*Given data*.

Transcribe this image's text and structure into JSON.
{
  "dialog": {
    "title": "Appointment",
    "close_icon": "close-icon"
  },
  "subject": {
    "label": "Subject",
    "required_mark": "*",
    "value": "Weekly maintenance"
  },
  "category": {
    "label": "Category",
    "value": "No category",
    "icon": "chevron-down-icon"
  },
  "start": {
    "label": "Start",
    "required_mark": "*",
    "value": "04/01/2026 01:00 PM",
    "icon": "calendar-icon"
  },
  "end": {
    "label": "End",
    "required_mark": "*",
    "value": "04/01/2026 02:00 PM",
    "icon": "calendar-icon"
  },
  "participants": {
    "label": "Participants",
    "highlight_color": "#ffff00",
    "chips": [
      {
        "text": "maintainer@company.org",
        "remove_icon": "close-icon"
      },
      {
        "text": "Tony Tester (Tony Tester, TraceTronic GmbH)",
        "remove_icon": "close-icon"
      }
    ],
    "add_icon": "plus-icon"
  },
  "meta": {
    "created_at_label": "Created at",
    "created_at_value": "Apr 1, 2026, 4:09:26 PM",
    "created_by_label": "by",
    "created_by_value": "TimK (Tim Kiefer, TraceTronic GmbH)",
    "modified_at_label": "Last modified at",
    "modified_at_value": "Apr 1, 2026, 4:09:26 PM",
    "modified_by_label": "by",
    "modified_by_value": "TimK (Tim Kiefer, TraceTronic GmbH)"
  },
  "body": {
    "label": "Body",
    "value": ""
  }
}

*Direction*. Copy all the records above exactly, missing none.

*Solution to the problem*.
Transcribe this image's text and structure into JSON.
{
  "dialog": {
    "title": "Appointment",
    "close_icon": "close-icon"
  },
  "subject": {
    "label": "Subject",
    "required_mark": "*",
    "value": "Weekly maintenance"
  },
  "category": {
    "label": "Category",
    "value": "No category",
    "icon": "chevron-down-icon"
  },
  "start": {
    "label": "Start",
    "required_mark": "*",
    "value": "04/01/2026 01:00 PM",
    "icon": "calendar-icon"
  },
  "end": {
    "label": "End",
    "required_mark": "*",
    "value": "04/01/2026 02:00 PM",
    "icon": "calendar-icon"
  },
  "participants": {
    "label": "Participants",
    "highlight_color": "#ffff00",
    "chips": [
      {
        "text": "maintainer@company.org",
        "remove_icon": "close-icon"
      },
      {
        "text": "Tony Tester (Tony Tester, TraceTronic GmbH)",
        "remove_icon": "close-icon"
      }
    ],
    "add_icon": "plus-icon"
  },
  "meta": {
    "created_at_label": "Created at",
    "created_at_value": "Apr 1, 2026, 4:09:26 PM",
    "created_by_label": "by",
    "created_by_value": "TimK (Tim Kiefer, TraceTronic GmbH)",
    "modified_at_label": "Last modified at",
    "modified_at_value": "Apr 1, 2026, 4:09:26 PM",
    "modified_by_label": "by",
    "modified_by_value": "TimK (Tim Kiefer, TraceTronic GmbH)"
  },
  "body": {
    "label": "Body",
    "value": ""
  }
}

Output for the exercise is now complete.